● **INSTRUKCJA ZADANIA**:
Zwróć bez żadnych zmian wiersze wykazu, zaczynając od wiersza zawierającego „chart-title: % of” i kończąc na ostatnim wierszu wykazu, z obydwoma krańcami włącznie.

Wykaz:
****
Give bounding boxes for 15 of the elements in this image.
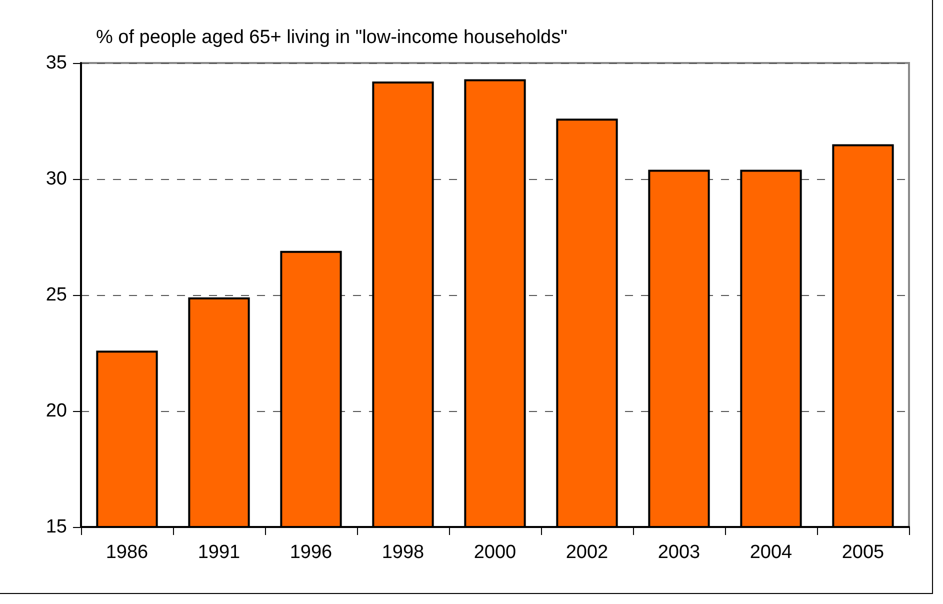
chart-title: % of people aged 65+ living in "low-income households" [96,27,568,48]
x-tick-label: 1991 [198,542,240,563]
x-tick-label: 2003 [658,542,700,563]
x-tick-label: 1986 [106,542,148,563]
y-tick-label: 30 [46,168,67,190]
x-tick-label: 1998 [382,542,424,563]
y-tick-label: 20 [46,400,67,422]
x-tick-label: 2002 [566,542,608,563]
x-tick-label: 2000 [474,542,516,563]
x-tick-label: 1996 [290,542,332,563]
y-tick-label: 25 [46,284,67,306]
y-tick-label: 35 [46,52,67,74]
x-tick-label: 2005 [842,542,884,563]
x-tick-label: 2004 [750,542,793,563]
y-tick-label: 15 [46,516,67,538]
****
● **WYNIK ZADANIA**:
chart-title: % of people aged 65+ living in "low-income households" [96,27,568,48]
x-tick-label: 1991 [198,542,240,563]
x-tick-label: 2003 [658,542,700,563]
x-tick-label: 1986 [106,542,148,563]
y-tick-label: 30 [46,168,67,190]
x-tick-label: 1998 [382,542,424,563]
y-tick-label: 20 [46,400,67,422]
x-tick-label: 2002 [566,542,608,563]
x-tick-label: 2000 [474,542,516,563]
x-tick-label: 1996 [290,542,332,563]
y-tick-label: 25 [46,284,67,306]
y-tick-label: 35 [46,52,67,74]
x-tick-label: 2005 [842,542,884,563]
x-tick-label: 2004 [750,542,793,563]
y-tick-label: 15 [46,516,67,538]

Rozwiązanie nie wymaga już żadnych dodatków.